▸ **Exercise details**
In the records below, pick out all lines containing the word "revenus".

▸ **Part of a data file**
○ ○ ○ ○ ○

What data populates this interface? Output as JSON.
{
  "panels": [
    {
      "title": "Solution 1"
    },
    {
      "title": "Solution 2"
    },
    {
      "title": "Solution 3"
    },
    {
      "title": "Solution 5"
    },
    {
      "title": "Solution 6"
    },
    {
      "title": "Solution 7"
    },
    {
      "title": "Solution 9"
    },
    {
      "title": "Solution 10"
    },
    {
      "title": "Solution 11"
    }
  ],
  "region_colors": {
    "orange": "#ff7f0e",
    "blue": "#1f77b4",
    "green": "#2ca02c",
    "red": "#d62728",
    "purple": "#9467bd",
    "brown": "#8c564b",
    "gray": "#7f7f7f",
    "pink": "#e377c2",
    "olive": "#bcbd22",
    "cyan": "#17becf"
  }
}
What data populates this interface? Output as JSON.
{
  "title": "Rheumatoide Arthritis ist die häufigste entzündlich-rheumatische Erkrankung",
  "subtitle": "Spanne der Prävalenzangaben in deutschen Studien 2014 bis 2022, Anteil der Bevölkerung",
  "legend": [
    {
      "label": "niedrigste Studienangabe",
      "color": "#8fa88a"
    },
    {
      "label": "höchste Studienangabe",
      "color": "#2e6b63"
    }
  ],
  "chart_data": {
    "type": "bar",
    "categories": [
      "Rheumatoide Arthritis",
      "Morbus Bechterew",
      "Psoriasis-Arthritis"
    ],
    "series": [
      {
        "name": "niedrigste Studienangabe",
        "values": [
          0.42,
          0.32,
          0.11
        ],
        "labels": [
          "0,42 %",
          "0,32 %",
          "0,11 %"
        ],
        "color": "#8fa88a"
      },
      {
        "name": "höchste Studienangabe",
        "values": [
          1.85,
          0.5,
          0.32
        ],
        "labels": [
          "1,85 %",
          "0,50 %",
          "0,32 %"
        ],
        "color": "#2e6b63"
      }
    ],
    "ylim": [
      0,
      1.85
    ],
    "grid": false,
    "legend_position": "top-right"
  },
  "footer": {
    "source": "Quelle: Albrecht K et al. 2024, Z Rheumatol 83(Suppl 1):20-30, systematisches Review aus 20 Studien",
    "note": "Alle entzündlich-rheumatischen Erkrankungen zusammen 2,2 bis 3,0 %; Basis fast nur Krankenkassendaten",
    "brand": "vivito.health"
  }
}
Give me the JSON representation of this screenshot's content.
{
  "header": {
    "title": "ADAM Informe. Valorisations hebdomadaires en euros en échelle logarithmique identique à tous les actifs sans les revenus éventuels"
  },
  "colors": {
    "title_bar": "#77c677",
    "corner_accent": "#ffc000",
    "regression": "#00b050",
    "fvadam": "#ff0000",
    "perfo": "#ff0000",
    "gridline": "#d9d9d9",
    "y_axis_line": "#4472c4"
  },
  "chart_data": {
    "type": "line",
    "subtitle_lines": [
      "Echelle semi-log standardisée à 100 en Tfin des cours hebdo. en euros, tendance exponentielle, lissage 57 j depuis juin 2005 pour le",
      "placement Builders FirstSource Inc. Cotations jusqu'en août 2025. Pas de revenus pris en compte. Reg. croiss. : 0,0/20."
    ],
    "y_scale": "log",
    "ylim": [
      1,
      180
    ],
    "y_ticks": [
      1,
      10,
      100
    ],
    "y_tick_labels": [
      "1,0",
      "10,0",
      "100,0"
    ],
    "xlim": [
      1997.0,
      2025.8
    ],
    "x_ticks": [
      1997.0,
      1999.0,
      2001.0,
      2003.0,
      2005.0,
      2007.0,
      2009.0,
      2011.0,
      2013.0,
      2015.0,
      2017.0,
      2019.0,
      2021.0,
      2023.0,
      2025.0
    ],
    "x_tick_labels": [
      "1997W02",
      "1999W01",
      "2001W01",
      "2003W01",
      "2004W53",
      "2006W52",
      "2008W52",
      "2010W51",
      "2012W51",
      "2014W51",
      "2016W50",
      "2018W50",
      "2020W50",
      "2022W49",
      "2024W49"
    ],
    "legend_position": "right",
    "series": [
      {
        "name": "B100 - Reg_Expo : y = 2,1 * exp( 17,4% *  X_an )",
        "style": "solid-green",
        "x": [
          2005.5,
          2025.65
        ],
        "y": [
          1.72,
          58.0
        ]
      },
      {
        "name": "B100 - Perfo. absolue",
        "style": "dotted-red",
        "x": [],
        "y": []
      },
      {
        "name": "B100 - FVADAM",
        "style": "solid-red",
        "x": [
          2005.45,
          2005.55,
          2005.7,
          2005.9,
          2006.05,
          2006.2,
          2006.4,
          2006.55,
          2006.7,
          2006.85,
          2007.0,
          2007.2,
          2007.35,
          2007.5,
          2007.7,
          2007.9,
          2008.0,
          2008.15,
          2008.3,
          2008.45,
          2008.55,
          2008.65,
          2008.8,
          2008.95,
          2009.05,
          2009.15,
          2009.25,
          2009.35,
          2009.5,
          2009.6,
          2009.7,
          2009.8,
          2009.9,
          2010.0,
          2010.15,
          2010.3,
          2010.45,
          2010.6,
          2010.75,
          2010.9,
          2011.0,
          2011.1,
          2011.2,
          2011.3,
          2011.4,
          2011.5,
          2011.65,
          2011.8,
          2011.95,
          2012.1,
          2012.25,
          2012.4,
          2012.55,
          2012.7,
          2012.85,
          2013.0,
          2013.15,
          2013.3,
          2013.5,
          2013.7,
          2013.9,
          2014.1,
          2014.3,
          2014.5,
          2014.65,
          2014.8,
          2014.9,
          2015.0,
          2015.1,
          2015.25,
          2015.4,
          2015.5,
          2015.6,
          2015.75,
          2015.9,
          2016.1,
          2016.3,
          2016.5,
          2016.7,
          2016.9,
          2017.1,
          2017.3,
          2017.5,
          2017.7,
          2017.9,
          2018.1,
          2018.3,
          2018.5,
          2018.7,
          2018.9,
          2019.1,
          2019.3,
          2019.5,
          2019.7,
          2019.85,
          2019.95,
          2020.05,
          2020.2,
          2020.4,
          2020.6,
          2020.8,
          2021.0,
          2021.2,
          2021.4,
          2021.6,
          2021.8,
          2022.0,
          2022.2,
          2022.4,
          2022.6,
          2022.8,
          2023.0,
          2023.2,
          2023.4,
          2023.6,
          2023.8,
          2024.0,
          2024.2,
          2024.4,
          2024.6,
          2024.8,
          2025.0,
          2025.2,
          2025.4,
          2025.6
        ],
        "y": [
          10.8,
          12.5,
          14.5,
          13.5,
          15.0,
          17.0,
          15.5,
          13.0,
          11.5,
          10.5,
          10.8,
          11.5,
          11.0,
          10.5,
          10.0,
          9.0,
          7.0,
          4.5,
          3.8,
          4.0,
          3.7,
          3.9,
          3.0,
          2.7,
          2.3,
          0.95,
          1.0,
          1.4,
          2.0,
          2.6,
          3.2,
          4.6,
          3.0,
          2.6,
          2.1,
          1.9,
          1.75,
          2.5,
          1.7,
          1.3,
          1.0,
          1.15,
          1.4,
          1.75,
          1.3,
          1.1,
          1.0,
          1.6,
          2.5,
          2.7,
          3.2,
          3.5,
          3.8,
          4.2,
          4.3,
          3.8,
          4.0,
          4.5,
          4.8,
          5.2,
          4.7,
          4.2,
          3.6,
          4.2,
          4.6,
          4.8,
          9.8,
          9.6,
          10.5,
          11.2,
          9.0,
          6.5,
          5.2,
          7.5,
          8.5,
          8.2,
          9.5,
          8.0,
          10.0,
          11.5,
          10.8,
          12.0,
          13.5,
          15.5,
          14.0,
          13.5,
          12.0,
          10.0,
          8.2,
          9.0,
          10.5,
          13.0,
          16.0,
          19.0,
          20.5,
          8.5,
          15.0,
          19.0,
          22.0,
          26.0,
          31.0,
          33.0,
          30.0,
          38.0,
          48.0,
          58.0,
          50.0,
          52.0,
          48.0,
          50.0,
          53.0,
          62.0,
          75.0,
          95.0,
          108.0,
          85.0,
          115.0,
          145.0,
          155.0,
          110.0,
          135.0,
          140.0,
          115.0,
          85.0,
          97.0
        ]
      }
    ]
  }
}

○ ○ ○ ○ ○

▸ **Written answer**
    "title": "ADAM Informe. Valorisations hebdomadaires en euros en échelle logarithmique identique à tous les actifs sans les revenus éventuels"
      "placement Builders FirstSource Inc. Cotations jusqu'en août 2025. Pas de revenus pris en compte. Reg. croiss. : 0,0/20."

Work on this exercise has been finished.